-- Start of Available records --

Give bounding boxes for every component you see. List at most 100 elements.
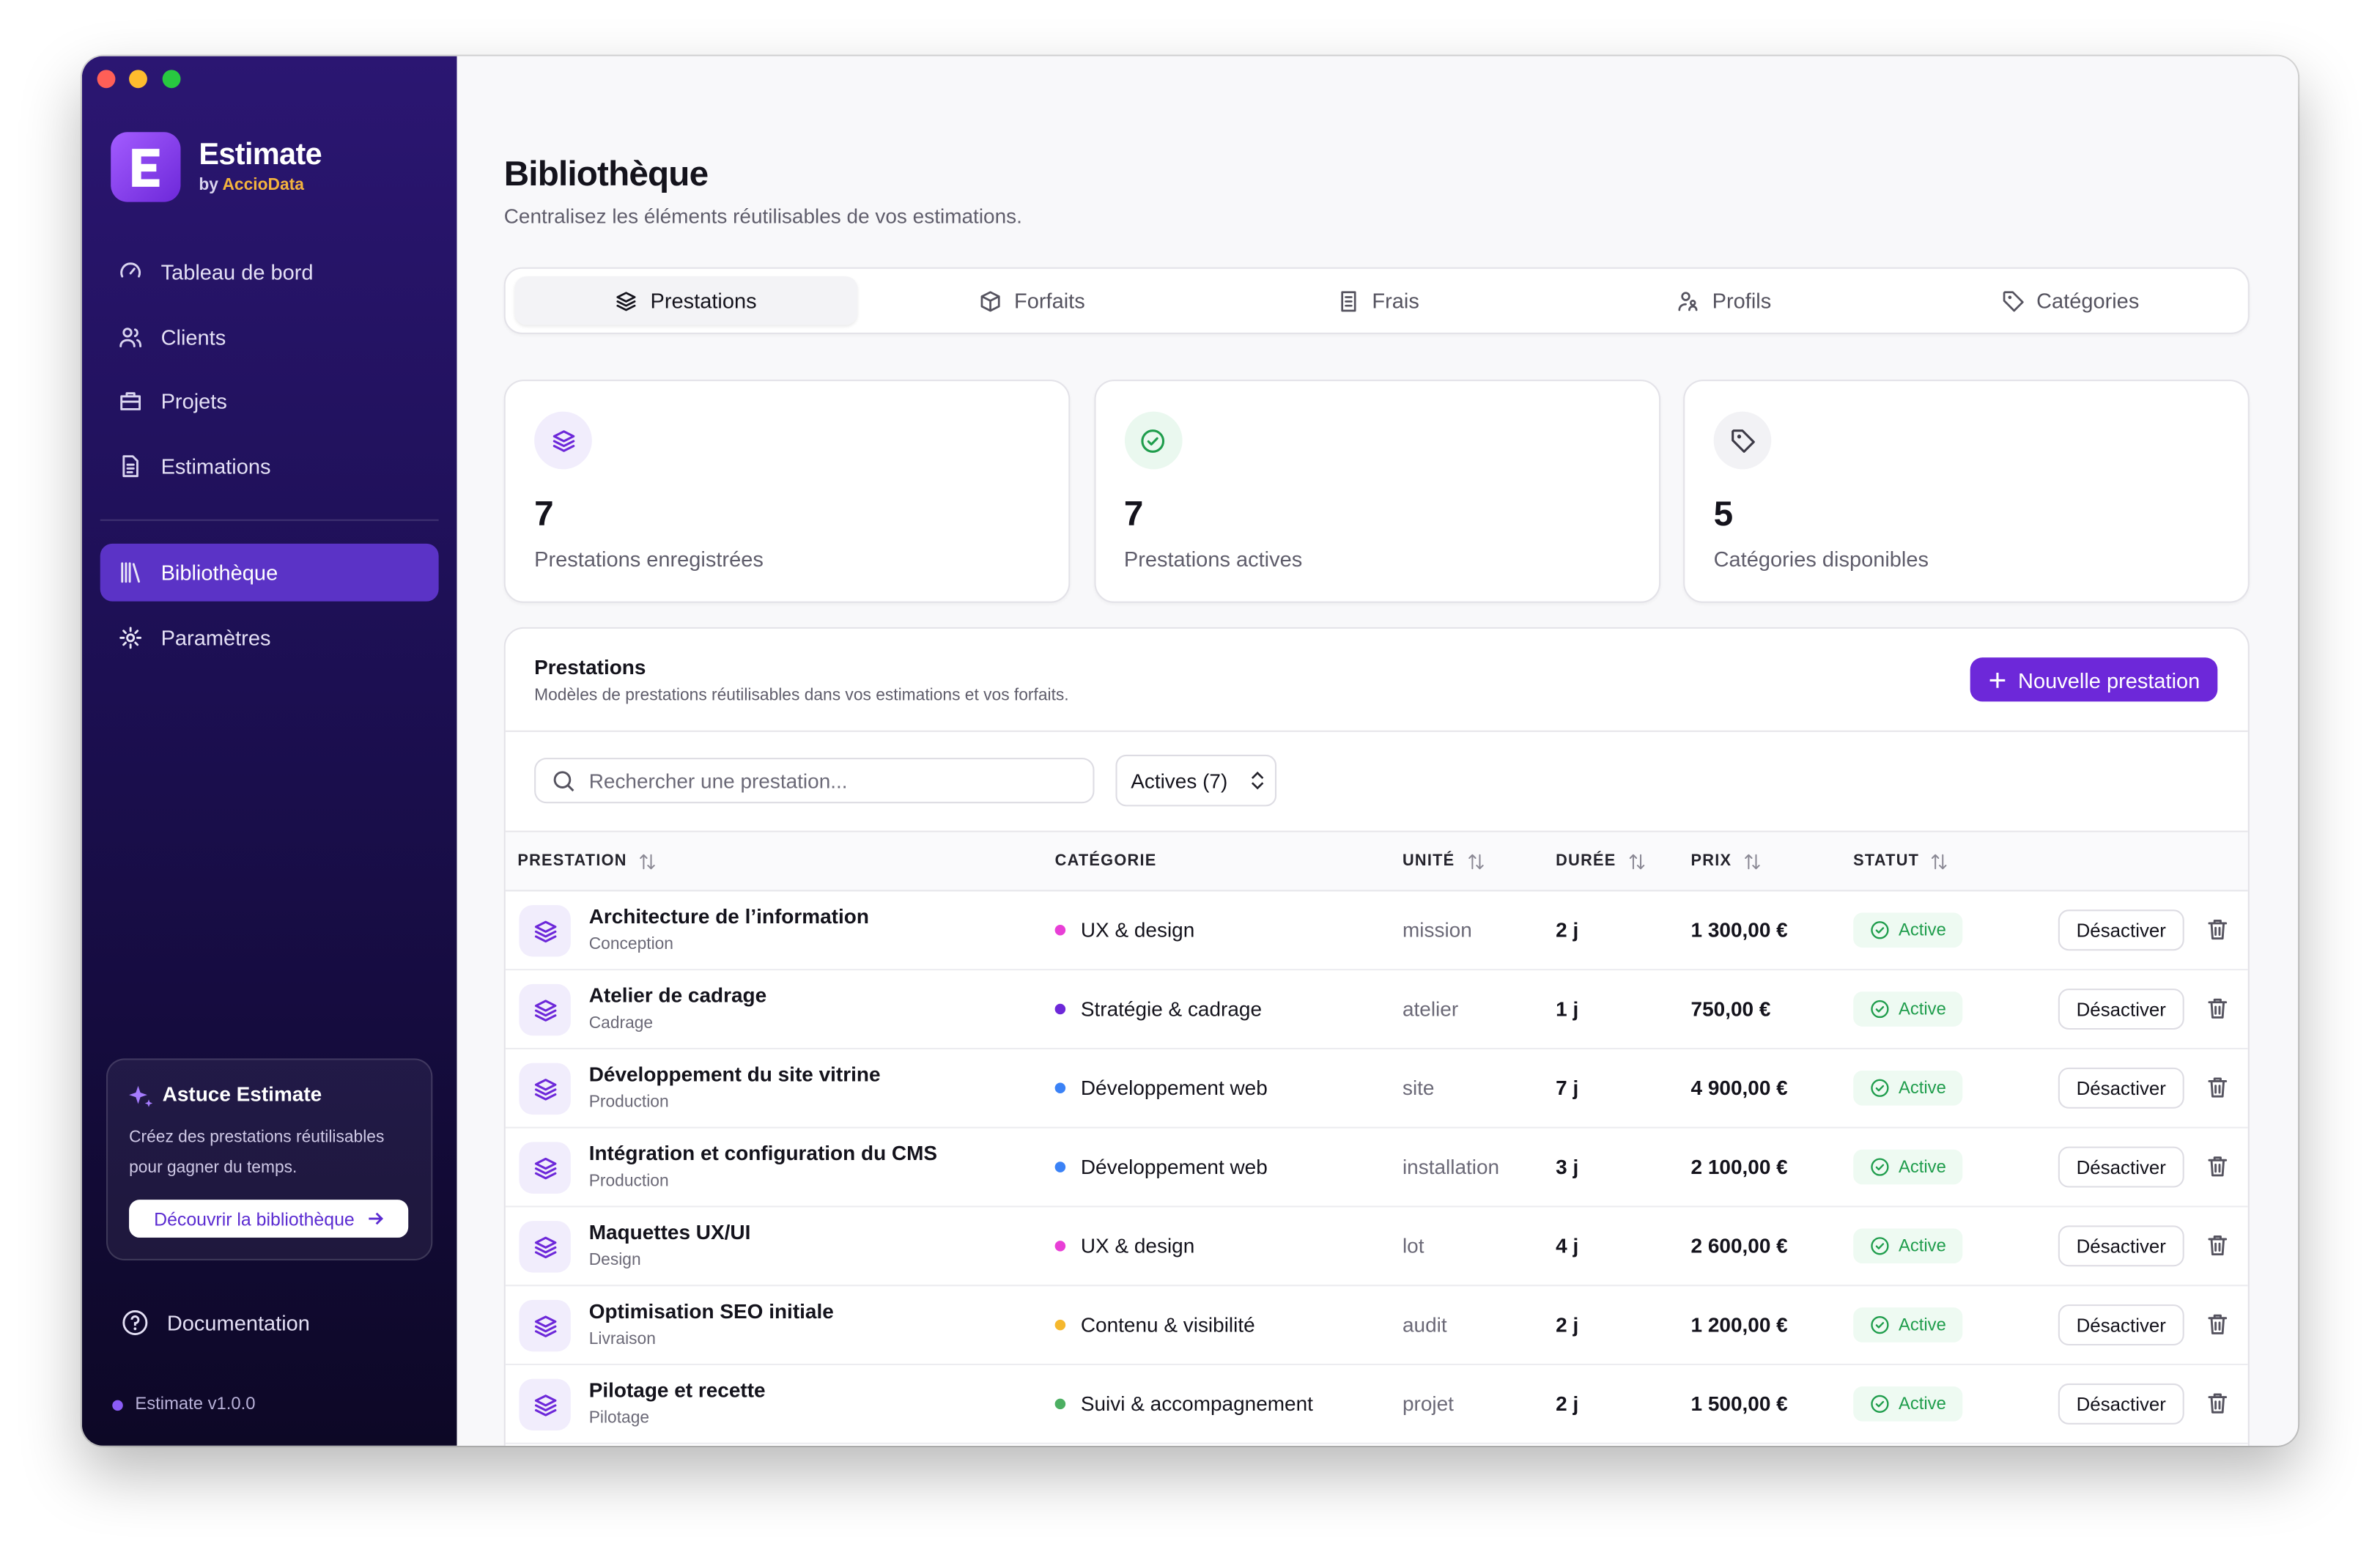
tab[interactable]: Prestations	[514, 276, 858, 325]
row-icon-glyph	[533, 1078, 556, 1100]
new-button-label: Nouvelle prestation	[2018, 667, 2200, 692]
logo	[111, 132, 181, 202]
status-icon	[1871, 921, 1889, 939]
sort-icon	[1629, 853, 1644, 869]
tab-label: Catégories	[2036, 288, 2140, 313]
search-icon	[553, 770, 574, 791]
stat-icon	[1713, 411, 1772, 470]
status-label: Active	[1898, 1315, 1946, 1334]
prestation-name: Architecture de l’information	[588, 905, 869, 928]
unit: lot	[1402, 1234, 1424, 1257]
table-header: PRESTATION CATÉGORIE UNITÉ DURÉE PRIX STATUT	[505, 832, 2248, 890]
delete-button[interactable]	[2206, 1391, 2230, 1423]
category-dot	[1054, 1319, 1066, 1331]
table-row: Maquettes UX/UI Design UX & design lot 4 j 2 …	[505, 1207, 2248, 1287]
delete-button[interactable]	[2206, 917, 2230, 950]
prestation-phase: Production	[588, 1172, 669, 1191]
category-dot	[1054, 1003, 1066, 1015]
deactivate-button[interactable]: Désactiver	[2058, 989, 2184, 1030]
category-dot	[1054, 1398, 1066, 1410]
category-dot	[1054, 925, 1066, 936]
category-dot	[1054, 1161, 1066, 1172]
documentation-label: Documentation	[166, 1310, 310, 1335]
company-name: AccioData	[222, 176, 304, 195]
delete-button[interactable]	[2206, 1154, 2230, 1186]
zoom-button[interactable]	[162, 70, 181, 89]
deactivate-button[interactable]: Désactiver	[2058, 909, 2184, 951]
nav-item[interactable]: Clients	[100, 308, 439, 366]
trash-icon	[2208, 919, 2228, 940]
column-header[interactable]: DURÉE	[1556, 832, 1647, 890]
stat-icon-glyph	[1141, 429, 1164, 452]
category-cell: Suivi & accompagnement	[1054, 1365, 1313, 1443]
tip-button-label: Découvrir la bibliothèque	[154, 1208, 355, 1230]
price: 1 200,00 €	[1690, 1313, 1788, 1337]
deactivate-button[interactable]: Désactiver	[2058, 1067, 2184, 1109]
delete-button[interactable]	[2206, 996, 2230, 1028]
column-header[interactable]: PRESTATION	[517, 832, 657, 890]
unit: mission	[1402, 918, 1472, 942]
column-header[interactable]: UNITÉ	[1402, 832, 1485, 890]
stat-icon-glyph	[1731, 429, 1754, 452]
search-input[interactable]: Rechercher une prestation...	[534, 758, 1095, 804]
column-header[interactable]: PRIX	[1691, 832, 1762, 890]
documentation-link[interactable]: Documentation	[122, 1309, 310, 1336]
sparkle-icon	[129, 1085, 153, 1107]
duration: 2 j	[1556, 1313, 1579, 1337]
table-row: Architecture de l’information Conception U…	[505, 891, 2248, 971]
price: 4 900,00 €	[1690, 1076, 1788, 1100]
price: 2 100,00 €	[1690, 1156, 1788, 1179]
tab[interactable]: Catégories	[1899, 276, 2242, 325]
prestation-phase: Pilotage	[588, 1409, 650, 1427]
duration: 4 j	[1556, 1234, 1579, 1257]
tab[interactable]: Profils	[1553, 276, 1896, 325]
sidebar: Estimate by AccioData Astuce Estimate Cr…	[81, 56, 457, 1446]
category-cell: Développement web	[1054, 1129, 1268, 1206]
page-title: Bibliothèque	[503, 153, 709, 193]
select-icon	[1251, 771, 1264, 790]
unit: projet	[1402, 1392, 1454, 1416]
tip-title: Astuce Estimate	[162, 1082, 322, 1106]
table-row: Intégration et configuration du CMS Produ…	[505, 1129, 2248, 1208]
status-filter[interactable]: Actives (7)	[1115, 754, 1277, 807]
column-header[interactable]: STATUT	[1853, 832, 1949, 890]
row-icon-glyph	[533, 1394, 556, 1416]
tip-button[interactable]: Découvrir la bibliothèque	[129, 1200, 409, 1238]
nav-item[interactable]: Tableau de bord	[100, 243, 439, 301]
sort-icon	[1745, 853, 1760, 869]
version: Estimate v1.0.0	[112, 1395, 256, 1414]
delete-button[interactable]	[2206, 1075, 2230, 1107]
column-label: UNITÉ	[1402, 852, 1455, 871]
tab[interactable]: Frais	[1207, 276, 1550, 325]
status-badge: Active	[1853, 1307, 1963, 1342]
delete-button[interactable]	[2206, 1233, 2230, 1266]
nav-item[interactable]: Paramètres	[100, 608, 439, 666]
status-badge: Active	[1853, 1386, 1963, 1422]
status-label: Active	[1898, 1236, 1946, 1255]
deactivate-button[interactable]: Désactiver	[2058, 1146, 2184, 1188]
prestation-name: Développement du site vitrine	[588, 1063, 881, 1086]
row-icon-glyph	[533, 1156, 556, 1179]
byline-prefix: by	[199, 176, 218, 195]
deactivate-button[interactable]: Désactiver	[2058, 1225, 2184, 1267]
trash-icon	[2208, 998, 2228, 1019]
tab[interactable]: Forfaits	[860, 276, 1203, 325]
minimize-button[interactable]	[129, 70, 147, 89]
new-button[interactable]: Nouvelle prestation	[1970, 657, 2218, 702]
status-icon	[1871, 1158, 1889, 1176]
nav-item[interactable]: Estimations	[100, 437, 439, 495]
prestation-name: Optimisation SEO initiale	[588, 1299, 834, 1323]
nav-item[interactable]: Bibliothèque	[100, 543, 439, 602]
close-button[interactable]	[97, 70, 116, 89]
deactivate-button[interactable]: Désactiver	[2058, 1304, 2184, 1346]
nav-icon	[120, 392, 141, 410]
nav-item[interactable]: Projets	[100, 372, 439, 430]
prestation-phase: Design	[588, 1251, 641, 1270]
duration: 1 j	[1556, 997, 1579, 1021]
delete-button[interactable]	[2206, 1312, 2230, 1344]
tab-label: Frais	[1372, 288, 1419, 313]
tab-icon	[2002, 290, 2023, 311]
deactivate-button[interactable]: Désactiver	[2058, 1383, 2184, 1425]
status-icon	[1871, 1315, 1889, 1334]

-- End of Available records --

> [Exercise aim]
Retype every line of the listing above without changing anything, and leave out the picture.

> [Exercise output]
Give bounding boxes for every component you see. List at most 100 elements.
tab[interactable]: Prestations	[514, 276, 858, 325]
row-icon-glyph	[533, 1078, 556, 1100]
new-button-label: Nouvelle prestation	[2018, 667, 2200, 692]
logo	[111, 132, 181, 202]
status-icon	[1871, 921, 1889, 939]
sort-icon	[1629, 853, 1644, 869]
tab-label: Catégories	[2036, 288, 2140, 313]
search-icon	[553, 770, 574, 791]
stat-icon	[1713, 411, 1772, 470]
status-label: Active	[1898, 1315, 1946, 1334]
prestation-name: Architecture de l’information	[588, 905, 869, 928]
unit: lot	[1402, 1234, 1424, 1257]
table-header: PRESTATION CATÉGORIE UNITÉ DURÉE PRIX STATUT	[505, 832, 2248, 890]
delete-button[interactable]	[2206, 1391, 2230, 1423]
category-dot	[1054, 1319, 1066, 1331]
table-row: Maquettes UX/UI Design UX & design lot 4 j 2 …	[505, 1207, 2248, 1287]
delete-button[interactable]	[2206, 917, 2230, 950]
prestation-phase: Production	[588, 1172, 669, 1191]
category-dot	[1054, 1003, 1066, 1015]
deactivate-button[interactable]: Désactiver	[2058, 989, 2184, 1030]
category-dot	[1054, 1398, 1066, 1410]
category-dot	[1054, 925, 1066, 936]
category-dot	[1054, 1161, 1066, 1172]
documentation-label: Documentation	[166, 1310, 310, 1335]
company-name: AccioData	[222, 176, 304, 195]
delete-button[interactable]	[2206, 1154, 2230, 1186]
zoom-button[interactable]	[162, 70, 181, 89]
deactivate-button[interactable]: Désactiver	[2058, 909, 2184, 951]
nav-item[interactable]: Clients	[100, 308, 439, 366]
trash-icon	[2208, 919, 2228, 940]
column-header[interactable]: DURÉE	[1556, 832, 1647, 890]
stat-icon-glyph	[1141, 429, 1164, 452]
category-cell: Suivi & accompagnement	[1054, 1365, 1313, 1443]
tip-button-label: Découvrir la bibliothèque	[154, 1208, 355, 1230]
price: 1 200,00 €	[1690, 1313, 1788, 1337]
deactivate-button[interactable]: Désactiver	[2058, 1067, 2184, 1109]
delete-button[interactable]	[2206, 996, 2230, 1028]
column-header[interactable]: PRESTATION	[517, 832, 657, 890]
unit: mission	[1402, 918, 1472, 942]
column-header[interactable]: UNITÉ	[1402, 832, 1485, 890]
stat-icon-glyph	[1731, 429, 1754, 452]
search-input[interactable]: Rechercher une prestation...	[534, 758, 1095, 804]
column-header[interactable]: PRIX	[1691, 832, 1762, 890]
documentation-link[interactable]: Documentation	[122, 1309, 310, 1336]
sparkle-icon	[129, 1085, 153, 1107]
duration: 2 j	[1556, 1313, 1579, 1337]
table-row: Architecture de l’information Conception U…	[505, 891, 2248, 971]
price: 4 900,00 €	[1690, 1076, 1788, 1100]
price: 2 100,00 €	[1690, 1156, 1788, 1179]
tab[interactable]: Catégories	[1899, 276, 2242, 325]
prestation-phase: Pilotage	[588, 1409, 650, 1427]
duration: 4 j	[1556, 1234, 1579, 1257]
tab[interactable]: Profils	[1553, 276, 1896, 325]
sidebar: Estimate by AccioData Astuce Estimate Cr…	[81, 56, 457, 1446]
category-cell: Développement web	[1054, 1129, 1268, 1206]
page-title: Bibliothèque	[503, 153, 709, 193]
select-icon	[1251, 771, 1264, 790]
unit: projet	[1402, 1392, 1454, 1416]
tip-title: Astuce Estimate	[162, 1082, 322, 1106]
table-row: Intégration et configuration du CMS Produ…	[505, 1129, 2248, 1208]
status-filter[interactable]: Actives (7)	[1115, 754, 1277, 807]
column-header[interactable]: STATUT	[1853, 832, 1949, 890]
row-icon-glyph	[533, 1394, 556, 1416]
tip-button[interactable]: Découvrir la bibliothèque	[129, 1200, 409, 1238]
nav-item[interactable]: Tableau de bord	[100, 243, 439, 301]
sort-icon	[1745, 853, 1760, 869]
version: Estimate v1.0.0	[112, 1395, 256, 1414]
delete-button[interactable]	[2206, 1075, 2230, 1107]
column-label: UNITÉ	[1402, 852, 1455, 871]
tab[interactable]: Frais	[1207, 276, 1550, 325]
status-badge: Active	[1853, 1307, 1963, 1342]
delete-button[interactable]	[2206, 1233, 2230, 1266]
nav-item[interactable]: Paramètres	[100, 608, 439, 666]
status-badge: Active	[1853, 1386, 1963, 1422]
status-label: Active	[1898, 1236, 1946, 1255]
deactivate-button[interactable]: Désactiver	[2058, 1146, 2184, 1188]
prestation-name: Développement du site vitrine	[588, 1063, 881, 1086]
row-icon-glyph	[533, 1156, 556, 1179]
byline-prefix: by	[199, 176, 218, 195]
deactivate-button[interactable]: Désactiver	[2058, 1225, 2184, 1267]
trash-icon	[2208, 998, 2228, 1019]
tab[interactable]: Forfaits	[860, 276, 1203, 325]
minimize-button[interactable]	[129, 70, 147, 89]
new-button[interactable]: Nouvelle prestation	[1970, 657, 2218, 702]
status-icon	[1871, 1158, 1889, 1176]
nav-item[interactable]: Estimations	[100, 437, 439, 495]
prestation-name: Optimisation SEO initiale	[588, 1299, 834, 1323]
nav-item[interactable]: Bibliothèque	[100, 543, 439, 602]
close-button[interactable]	[97, 70, 116, 89]
deactivate-button[interactable]: Désactiver	[2058, 1304, 2184, 1346]
nav-icon	[120, 392, 141, 410]
nav-item[interactable]: Projets	[100, 372, 439, 430]
prestation-phase: Design	[588, 1251, 641, 1270]
duration: 1 j	[1556, 997, 1579, 1021]
delete-button[interactable]	[2206, 1312, 2230, 1344]
tab-label: Frais	[1372, 288, 1419, 313]
tab-icon	[2002, 290, 2023, 311]
deactivate-button[interactable]: Désactiver	[2058, 1383, 2184, 1425]
status-icon	[1871, 1315, 1889, 1334]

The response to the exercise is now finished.